__Exercise prompt__: Retype each record shown below, leaving every character as it is.

>>

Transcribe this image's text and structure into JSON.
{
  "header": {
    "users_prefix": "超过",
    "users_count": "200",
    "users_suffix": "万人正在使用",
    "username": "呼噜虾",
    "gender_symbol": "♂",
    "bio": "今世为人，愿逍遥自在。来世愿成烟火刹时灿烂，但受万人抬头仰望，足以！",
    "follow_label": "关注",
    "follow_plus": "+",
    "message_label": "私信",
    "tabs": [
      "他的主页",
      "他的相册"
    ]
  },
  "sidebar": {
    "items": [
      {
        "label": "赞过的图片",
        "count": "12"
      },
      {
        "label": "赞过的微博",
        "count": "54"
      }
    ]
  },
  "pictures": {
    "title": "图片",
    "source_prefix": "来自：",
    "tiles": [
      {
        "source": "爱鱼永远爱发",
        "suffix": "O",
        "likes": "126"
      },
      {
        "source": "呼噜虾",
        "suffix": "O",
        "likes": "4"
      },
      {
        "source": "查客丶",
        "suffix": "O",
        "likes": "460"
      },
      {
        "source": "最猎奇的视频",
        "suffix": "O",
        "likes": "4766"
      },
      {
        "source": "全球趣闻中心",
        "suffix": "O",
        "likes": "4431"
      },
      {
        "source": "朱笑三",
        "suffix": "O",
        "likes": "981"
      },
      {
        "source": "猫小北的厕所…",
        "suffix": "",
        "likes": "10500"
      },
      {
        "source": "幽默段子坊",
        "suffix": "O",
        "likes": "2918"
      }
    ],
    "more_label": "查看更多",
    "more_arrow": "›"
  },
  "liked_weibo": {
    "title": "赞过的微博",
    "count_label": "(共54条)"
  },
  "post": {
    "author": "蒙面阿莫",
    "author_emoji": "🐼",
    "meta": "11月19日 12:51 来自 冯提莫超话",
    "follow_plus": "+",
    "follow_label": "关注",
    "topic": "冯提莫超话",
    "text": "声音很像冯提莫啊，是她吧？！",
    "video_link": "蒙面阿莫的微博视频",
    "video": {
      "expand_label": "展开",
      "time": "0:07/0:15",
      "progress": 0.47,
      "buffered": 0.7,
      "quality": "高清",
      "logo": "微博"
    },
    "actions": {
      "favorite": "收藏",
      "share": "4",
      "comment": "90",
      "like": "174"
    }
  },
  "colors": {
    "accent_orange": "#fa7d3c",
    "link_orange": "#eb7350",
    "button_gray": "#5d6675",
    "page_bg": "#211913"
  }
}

<<

__Task response__:
Transcribe this image's text and structure into JSON.
{
  "header": {
    "users_prefix": "超过",
    "users_count": "200",
    "users_suffix": "万人正在使用",
    "username": "呼噜虾",
    "gender_symbol": "♂",
    "bio": "今世为人，愿逍遥自在。来世愿成烟火刹时灿烂，但受万人抬头仰望，足以！",
    "follow_label": "关注",
    "follow_plus": "+",
    "message_label": "私信",
    "tabs": [
      "他的主页",
      "他的相册"
    ]
  },
  "sidebar": {
    "items": [
      {
        "label": "赞过的图片",
        "count": "12"
      },
      {
        "label": "赞过的微博",
        "count": "54"
      }
    ]
  },
  "pictures": {
    "title": "图片",
    "source_prefix": "来自：",
    "tiles": [
      {
        "source": "爱鱼永远爱发",
        "suffix": "O",
        "likes": "126"
      },
      {
        "source": "呼噜虾",
        "suffix": "O",
        "likes": "4"
      },
      {
        "source": "查客丶",
        "suffix": "O",
        "likes": "460"
      },
      {
        "source": "最猎奇的视频",
        "suffix": "O",
        "likes": "4766"
      },
      {
        "source": "全球趣闻中心",
        "suffix": "O",
        "likes": "4431"
      },
      {
        "source": "朱笑三",
        "suffix": "O",
        "likes": "981"
      },
      {
        "source": "猫小北的厕所…",
        "suffix": "",
        "likes": "10500"
      },
      {
        "source": "幽默段子坊",
        "suffix": "O",
        "likes": "2918"
      }
    ],
    "more_label": "查看更多",
    "more_arrow": "›"
  },
  "liked_weibo": {
    "title": "赞过的微博",
    "count_label": "(共54条)"
  },
  "post": {
    "author": "蒙面阿莫",
    "author_emoji": "🐼",
    "meta": "11月19日 12:51 来自 冯提莫超话",
    "follow_plus": "+",
    "follow_label": "关注",
    "topic": "冯提莫超话",
    "text": "声音很像冯提莫啊，是她吧？！",
    "video_link": "蒙面阿莫的微博视频",
    "video": {
      "expand_label": "展开",
      "time": "0:07/0:15",
      "progress": 0.47,
      "buffered": 0.7,
      "quality": "高清",
      "logo": "微博"
    },
    "actions": {
      "favorite": "收藏",
      "share": "4",
      "comment": "90",
      "like": "174"
    }
  },
  "colors": {
    "accent_orange": "#fa7d3c",
    "link_orange": "#eb7350",
    "button_gray": "#5d6675",
    "page_bg": "#211913"
  }
}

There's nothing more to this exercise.